**Description of the task:**
With no additions or omissions, print the listing that follows.

**Material shown:**
* * *
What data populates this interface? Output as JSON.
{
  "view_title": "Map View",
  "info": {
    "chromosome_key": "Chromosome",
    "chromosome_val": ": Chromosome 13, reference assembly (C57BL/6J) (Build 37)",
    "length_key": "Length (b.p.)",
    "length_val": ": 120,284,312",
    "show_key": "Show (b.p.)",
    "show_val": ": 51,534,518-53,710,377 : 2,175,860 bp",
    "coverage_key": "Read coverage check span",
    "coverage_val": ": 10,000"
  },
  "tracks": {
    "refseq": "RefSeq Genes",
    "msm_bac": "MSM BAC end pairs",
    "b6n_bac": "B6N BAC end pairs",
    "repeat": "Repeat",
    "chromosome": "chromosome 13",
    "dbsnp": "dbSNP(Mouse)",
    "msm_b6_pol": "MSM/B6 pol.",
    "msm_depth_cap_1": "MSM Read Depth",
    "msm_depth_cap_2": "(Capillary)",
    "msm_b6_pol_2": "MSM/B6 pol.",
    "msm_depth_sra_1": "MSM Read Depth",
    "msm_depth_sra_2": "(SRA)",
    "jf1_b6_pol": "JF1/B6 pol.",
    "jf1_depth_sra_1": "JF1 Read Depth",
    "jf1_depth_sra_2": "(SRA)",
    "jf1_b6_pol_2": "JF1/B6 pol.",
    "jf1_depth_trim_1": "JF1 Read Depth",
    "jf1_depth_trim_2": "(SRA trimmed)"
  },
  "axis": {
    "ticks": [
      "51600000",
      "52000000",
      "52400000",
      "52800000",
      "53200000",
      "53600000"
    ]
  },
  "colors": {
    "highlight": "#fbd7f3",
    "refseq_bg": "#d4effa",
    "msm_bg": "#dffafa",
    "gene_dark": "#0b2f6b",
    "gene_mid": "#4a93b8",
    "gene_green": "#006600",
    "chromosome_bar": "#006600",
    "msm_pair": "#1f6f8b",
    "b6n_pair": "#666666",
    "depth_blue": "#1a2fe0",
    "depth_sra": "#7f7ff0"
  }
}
* * *
**Solution for this task:**
What data populates this interface? Output as JSON.
{
  "view_title": "Map View",
  "info": {
    "chromosome_key": "Chromosome",
    "chromosome_val": ": Chromosome 13, reference assembly (C57BL/6J) (Build 37)",
    "length_key": "Length (b.p.)",
    "length_val": ": 120,284,312",
    "show_key": "Show (b.p.)",
    "show_val": ": 51,534,518-53,710,377 : 2,175,860 bp",
    "coverage_key": "Read coverage check span",
    "coverage_val": ": 10,000"
  },
  "tracks": {
    "refseq": "RefSeq Genes",
    "msm_bac": "MSM BAC end pairs",
    "b6n_bac": "B6N BAC end pairs",
    "repeat": "Repeat",
    "chromosome": "chromosome 13",
    "dbsnp": "dbSNP(Mouse)",
    "msm_b6_pol": "MSM/B6 pol.",
    "msm_depth_cap_1": "MSM Read Depth",
    "msm_depth_cap_2": "(Capillary)",
    "msm_b6_pol_2": "MSM/B6 pol.",
    "msm_depth_sra_1": "MSM Read Depth",
    "msm_depth_sra_2": "(SRA)",
    "jf1_b6_pol": "JF1/B6 pol.",
    "jf1_depth_sra_1": "JF1 Read Depth",
    "jf1_depth_sra_2": "(SRA)",
    "jf1_b6_pol_2": "JF1/B6 pol.",
    "jf1_depth_trim_1": "JF1 Read Depth",
    "jf1_depth_trim_2": "(SRA trimmed)"
  },
  "axis": {
    "ticks": [
      "51600000",
      "52000000",
      "52400000",
      "52800000",
      "53200000",
      "53600000"
    ]
  },
  "colors": {
    "highlight": "#fbd7f3",
    "refseq_bg": "#d4effa",
    "msm_bg": "#dffafa",
    "gene_dark": "#0b2f6b",
    "gene_mid": "#4a93b8",
    "gene_green": "#006600",
    "chromosome_bar": "#006600",
    "msm_pair": "#1f6f8b",
    "b6n_pair": "#666666",
    "depth_blue": "#1a2fe0",
    "depth_sra": "#7f7ff0"
  }
}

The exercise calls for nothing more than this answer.